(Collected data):
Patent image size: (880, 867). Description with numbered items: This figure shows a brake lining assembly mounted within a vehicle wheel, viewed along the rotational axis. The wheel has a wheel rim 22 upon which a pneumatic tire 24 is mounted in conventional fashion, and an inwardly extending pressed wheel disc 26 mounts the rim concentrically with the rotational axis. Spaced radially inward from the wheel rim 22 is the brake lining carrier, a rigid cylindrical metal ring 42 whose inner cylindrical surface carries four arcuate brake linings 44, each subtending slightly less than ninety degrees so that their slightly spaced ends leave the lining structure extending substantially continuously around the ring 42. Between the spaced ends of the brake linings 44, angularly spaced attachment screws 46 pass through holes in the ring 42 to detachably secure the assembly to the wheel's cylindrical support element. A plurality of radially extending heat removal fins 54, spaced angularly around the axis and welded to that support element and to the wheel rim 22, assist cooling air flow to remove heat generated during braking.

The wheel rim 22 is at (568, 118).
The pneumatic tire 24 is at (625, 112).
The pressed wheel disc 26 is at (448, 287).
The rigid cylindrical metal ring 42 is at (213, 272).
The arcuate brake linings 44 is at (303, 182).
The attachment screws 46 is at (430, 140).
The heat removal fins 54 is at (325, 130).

==

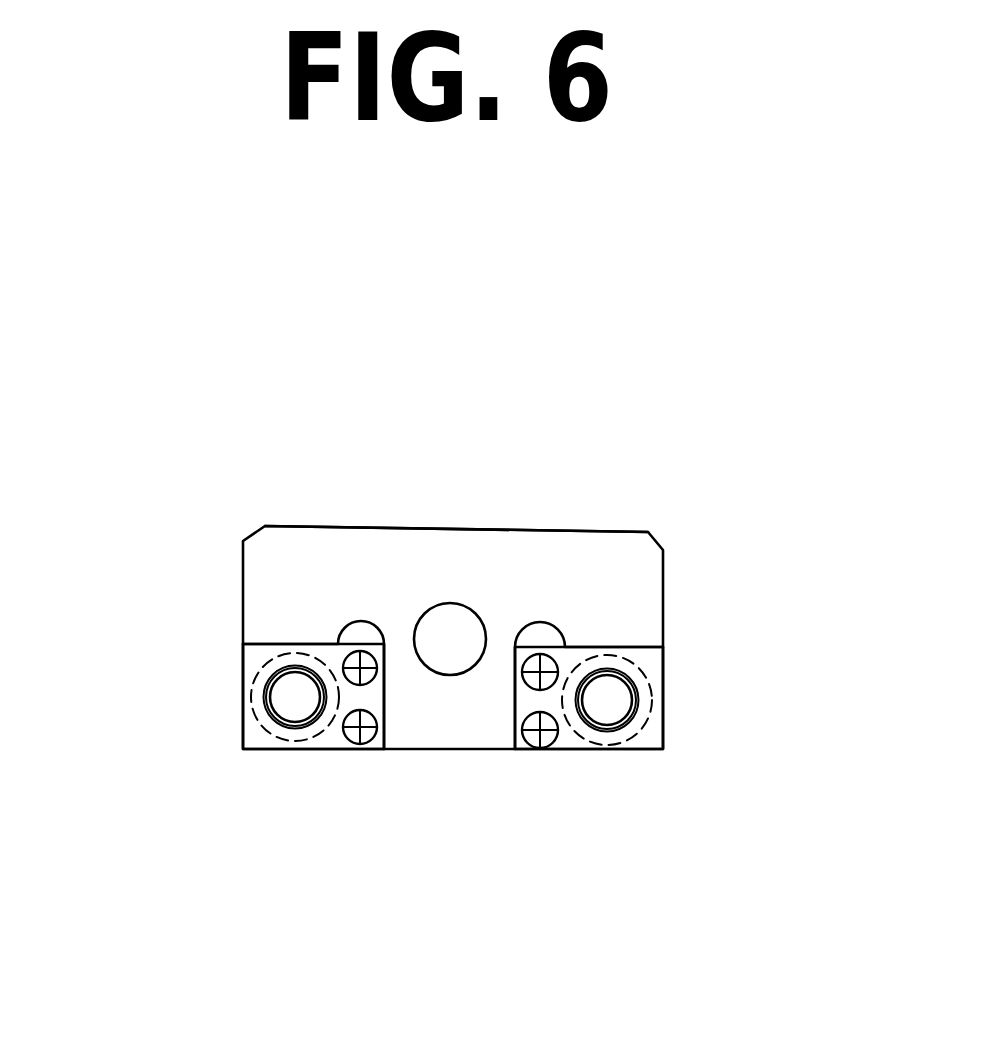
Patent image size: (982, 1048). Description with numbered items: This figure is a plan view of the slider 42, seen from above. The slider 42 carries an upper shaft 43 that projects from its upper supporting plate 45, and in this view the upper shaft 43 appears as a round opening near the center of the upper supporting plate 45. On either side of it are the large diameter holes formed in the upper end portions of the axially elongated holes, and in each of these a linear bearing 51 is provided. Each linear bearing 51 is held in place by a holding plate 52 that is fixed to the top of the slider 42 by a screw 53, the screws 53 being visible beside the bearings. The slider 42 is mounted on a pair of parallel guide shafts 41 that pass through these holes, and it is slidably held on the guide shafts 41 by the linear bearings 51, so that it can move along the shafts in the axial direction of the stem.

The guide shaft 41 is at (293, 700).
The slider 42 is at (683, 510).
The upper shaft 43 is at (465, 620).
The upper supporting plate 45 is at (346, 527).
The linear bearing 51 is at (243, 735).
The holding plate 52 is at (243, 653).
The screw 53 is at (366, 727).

(Your goal): Copy out word for word everything from the line containing "Patent image size: (880, 867)." down to the line containing "The rigid cylindrical", both of those lines included.

(Result of this exercise):
Patent image size: (880, 867). Description with numbered items: This figure shows a brake lining assembly mounted within a vehicle wheel, viewed along the rotational axis. The wheel has a wheel rim 22 upon which a pneumatic tire 24 is mounted in conventional fashion, and an inwardly extending pressed wheel disc 26 mounts the rim concentrically with the rotational axis. Spaced radially inward from the wheel rim 22 is the brake lining carrier, a rigid cylindrical metal ring 42 whose inner cylindrical surface carries four arcuate brake linings 44, each subtending slightly less than ninety degrees so that their slightly spaced ends leave the lining structure extending substantially continuously around the ring 42. Between the spaced ends of the brake linings 44, angularly spaced attachment screws 46 pass through holes in the ring 42 to detachably secure the assembly to the wheel's cylindrical support element. A plurality of radially extending heat removal fins 54, spaced angularly around the axis and welded to that support element and to the wheel rim 22, assist cooling air flow to remove heat generated during braking.

The wheel rim 22 is at (568, 118).
The pneumatic tire 24 is at (625, 112).
The pressed wheel disc 26 is at (448, 287).
The rigid cylindrical metal ring 42 is at (213, 272).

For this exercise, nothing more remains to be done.